__Goal of the exercise__:
Using the listing below, extract each line that has the word "Ginger" in it.
::: Source material
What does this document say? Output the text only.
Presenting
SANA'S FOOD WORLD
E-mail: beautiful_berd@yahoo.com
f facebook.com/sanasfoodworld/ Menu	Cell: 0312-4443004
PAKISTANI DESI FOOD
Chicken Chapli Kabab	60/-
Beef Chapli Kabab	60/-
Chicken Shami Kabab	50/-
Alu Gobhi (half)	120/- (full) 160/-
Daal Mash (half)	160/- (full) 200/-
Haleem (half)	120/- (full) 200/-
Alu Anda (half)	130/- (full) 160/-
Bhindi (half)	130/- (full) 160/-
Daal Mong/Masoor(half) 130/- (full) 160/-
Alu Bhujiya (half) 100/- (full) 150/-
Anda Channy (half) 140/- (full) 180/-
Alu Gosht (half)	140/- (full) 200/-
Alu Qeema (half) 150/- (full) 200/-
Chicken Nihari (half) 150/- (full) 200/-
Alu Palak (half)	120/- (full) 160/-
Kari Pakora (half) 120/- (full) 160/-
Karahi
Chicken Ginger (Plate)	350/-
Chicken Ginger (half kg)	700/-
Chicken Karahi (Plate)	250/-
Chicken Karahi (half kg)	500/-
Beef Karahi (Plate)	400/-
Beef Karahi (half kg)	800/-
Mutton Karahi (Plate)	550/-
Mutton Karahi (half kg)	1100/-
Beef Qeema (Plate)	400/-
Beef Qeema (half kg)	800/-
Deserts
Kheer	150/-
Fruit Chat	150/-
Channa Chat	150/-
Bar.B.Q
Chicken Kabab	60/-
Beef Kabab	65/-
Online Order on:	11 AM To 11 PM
::::::
__Output below__:
Chicken Ginger (Plate)	350/-
Chicken Ginger (half kg)	700/-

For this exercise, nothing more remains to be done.